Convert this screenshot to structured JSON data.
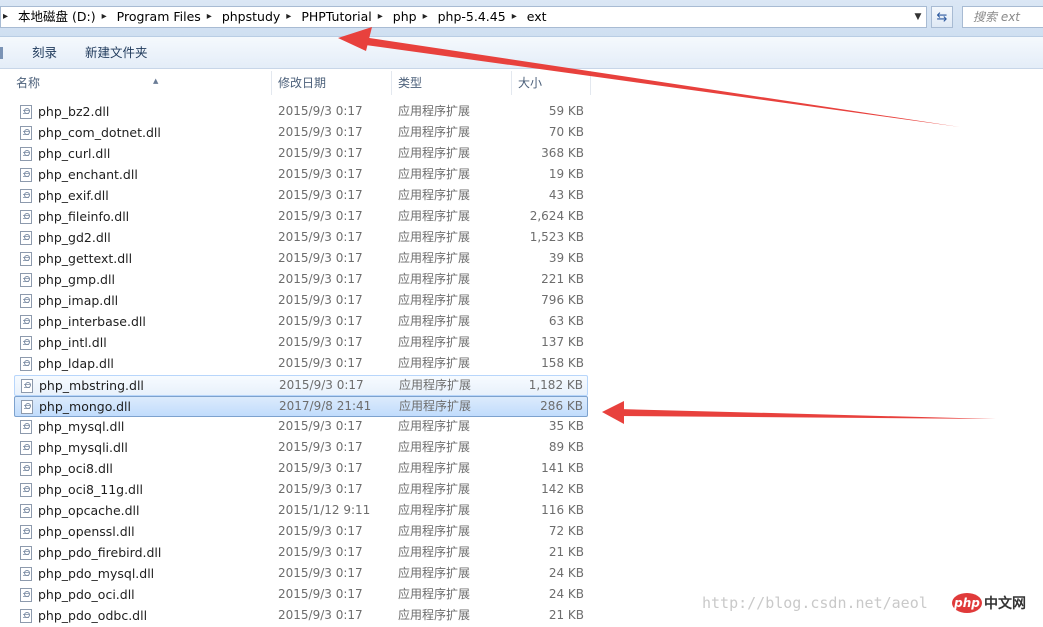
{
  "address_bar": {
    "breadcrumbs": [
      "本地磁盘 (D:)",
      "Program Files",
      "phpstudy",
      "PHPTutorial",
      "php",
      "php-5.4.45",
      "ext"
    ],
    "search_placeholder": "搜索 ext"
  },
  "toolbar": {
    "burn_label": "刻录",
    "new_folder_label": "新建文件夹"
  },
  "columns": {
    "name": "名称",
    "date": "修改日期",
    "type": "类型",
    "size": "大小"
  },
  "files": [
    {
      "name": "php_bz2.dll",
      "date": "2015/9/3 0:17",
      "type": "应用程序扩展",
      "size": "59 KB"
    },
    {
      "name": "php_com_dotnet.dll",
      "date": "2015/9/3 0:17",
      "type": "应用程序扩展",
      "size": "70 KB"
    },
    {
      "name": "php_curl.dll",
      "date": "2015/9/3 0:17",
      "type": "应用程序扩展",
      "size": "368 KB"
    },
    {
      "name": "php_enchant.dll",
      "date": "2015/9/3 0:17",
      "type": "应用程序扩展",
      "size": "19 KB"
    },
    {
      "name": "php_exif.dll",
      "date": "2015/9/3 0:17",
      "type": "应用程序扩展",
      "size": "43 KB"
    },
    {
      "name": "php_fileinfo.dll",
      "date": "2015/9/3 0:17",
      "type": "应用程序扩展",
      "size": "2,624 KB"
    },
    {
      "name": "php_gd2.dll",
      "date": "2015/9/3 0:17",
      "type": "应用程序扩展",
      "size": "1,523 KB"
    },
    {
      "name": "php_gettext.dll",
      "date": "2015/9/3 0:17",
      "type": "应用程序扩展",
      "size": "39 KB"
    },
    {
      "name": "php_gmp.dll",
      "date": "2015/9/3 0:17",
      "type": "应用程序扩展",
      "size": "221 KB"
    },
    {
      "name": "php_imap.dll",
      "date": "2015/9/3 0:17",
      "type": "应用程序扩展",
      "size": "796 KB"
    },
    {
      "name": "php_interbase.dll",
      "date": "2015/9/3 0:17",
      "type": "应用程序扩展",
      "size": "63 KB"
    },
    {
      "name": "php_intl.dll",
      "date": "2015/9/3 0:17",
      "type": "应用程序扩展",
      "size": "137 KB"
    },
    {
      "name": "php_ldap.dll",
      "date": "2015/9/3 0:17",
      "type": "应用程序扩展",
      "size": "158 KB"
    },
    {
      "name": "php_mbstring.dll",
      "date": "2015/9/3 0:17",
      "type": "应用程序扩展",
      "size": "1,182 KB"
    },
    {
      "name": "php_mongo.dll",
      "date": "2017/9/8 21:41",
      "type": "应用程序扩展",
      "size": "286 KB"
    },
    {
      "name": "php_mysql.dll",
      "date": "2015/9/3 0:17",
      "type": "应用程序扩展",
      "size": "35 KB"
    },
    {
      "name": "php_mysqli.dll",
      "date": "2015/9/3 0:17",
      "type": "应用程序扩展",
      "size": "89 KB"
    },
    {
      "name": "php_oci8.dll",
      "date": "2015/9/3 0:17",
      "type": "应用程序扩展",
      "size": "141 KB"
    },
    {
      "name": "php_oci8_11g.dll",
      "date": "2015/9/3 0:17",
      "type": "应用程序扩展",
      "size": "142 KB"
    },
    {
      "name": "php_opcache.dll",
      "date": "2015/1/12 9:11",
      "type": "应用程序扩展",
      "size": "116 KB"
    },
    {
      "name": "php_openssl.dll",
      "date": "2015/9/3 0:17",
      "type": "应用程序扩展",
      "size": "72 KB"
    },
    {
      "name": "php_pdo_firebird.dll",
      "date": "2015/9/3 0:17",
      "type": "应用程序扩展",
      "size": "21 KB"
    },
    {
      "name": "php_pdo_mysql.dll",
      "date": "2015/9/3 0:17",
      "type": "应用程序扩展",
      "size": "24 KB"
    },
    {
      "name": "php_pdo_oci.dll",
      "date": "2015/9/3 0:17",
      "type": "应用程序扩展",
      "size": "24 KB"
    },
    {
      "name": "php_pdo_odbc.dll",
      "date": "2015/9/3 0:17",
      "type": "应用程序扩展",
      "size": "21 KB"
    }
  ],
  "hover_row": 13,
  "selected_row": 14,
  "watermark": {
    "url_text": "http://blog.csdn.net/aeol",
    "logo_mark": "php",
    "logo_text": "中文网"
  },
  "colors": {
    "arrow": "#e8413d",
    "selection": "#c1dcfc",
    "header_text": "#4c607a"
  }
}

:::::

- WORK INSTRUCTIONS
Copy out all the data exactly; skip the pictures.

- TASK ANSWER
Convert this screenshot to structured JSON data.
{
  "address_bar": {
    "breadcrumbs": [
      "本地磁盘 (D:)",
      "Program Files",
      "phpstudy",
      "PHPTutorial",
      "php",
      "php-5.4.45",
      "ext"
    ],
    "search_placeholder": "搜索 ext"
  },
  "toolbar": {
    "burn_label": "刻录",
    "new_folder_label": "新建文件夹"
  },
  "columns": {
    "name": "名称",
    "date": "修改日期",
    "type": "类型",
    "size": "大小"
  },
  "files": [
    {
      "name": "php_bz2.dll",
      "date": "2015/9/3 0:17",
      "type": "应用程序扩展",
      "size": "59 KB"
    },
    {
      "name": "php_com_dotnet.dll",
      "date": "2015/9/3 0:17",
      "type": "应用程序扩展",
      "size": "70 KB"
    },
    {
      "name": "php_curl.dll",
      "date": "2015/9/3 0:17",
      "type": "应用程序扩展",
      "size": "368 KB"
    },
    {
      "name": "php_enchant.dll",
      "date": "2015/9/3 0:17",
      "type": "应用程序扩展",
      "size": "19 KB"
    },
    {
      "name": "php_exif.dll",
      "date": "2015/9/3 0:17",
      "type": "应用程序扩展",
      "size": "43 KB"
    },
    {
      "name": "php_fileinfo.dll",
      "date": "2015/9/3 0:17",
      "type": "应用程序扩展",
      "size": "2,624 KB"
    },
    {
      "name": "php_gd2.dll",
      "date": "2015/9/3 0:17",
      "type": "应用程序扩展",
      "size": "1,523 KB"
    },
    {
      "name": "php_gettext.dll",
      "date": "2015/9/3 0:17",
      "type": "应用程序扩展",
      "size": "39 KB"
    },
    {
      "name": "php_gmp.dll",
      "date": "2015/9/3 0:17",
      "type": "应用程序扩展",
      "size": "221 KB"
    },
    {
      "name": "php_imap.dll",
      "date": "2015/9/3 0:17",
      "type": "应用程序扩展",
      "size": "796 KB"
    },
    {
      "name": "php_interbase.dll",
      "date": "2015/9/3 0:17",
      "type": "应用程序扩展",
      "size": "63 KB"
    },
    {
      "name": "php_intl.dll",
      "date": "2015/9/3 0:17",
      "type": "应用程序扩展",
      "size": "137 KB"
    },
    {
      "name": "php_ldap.dll",
      "date": "2015/9/3 0:17",
      "type": "应用程序扩展",
      "size": "158 KB"
    },
    {
      "name": "php_mbstring.dll",
      "date": "2015/9/3 0:17",
      "type": "应用程序扩展",
      "size": "1,182 KB"
    },
    {
      "name": "php_mongo.dll",
      "date": "2017/9/8 21:41",
      "type": "应用程序扩展",
      "size": "286 KB"
    },
    {
      "name": "php_mysql.dll",
      "date": "2015/9/3 0:17",
      "type": "应用程序扩展",
      "size": "35 KB"
    },
    {
      "name": "php_mysqli.dll",
      "date": "2015/9/3 0:17",
      "type": "应用程序扩展",
      "size": "89 KB"
    },
    {
      "name": "php_oci8.dll",
      "date": "2015/9/3 0:17",
      "type": "应用程序扩展",
      "size": "141 KB"
    },
    {
      "name": "php_oci8_11g.dll",
      "date": "2015/9/3 0:17",
      "type": "应用程序扩展",
      "size": "142 KB"
    },
    {
      "name": "php_opcache.dll",
      "date": "2015/1/12 9:11",
      "type": "应用程序扩展",
      "size": "116 KB"
    },
    {
      "name": "php_openssl.dll",
      "date": "2015/9/3 0:17",
      "type": "应用程序扩展",
      "size": "72 KB"
    },
    {
      "name": "php_pdo_firebird.dll",
      "date": "2015/9/3 0:17",
      "type": "应用程序扩展",
      "size": "21 KB"
    },
    {
      "name": "php_pdo_mysql.dll",
      "date": "2015/9/3 0:17",
      "type": "应用程序扩展",
      "size": "24 KB"
    },
    {
      "name": "php_pdo_oci.dll",
      "date": "2015/9/3 0:17",
      "type": "应用程序扩展",
      "size": "24 KB"
    },
    {
      "name": "php_pdo_odbc.dll",
      "date": "2015/9/3 0:17",
      "type": "应用程序扩展",
      "size": "21 KB"
    }
  ],
  "hover_row": 13,
  "selected_row": 14,
  "watermark": {
    "url_text": "http://blog.csdn.net/aeol",
    "logo_mark": "php",
    "logo_text": "中文网"
  },
  "colors": {
    "arrow": "#e8413d",
    "selection": "#c1dcfc",
    "header_text": "#4c607a"
  }
}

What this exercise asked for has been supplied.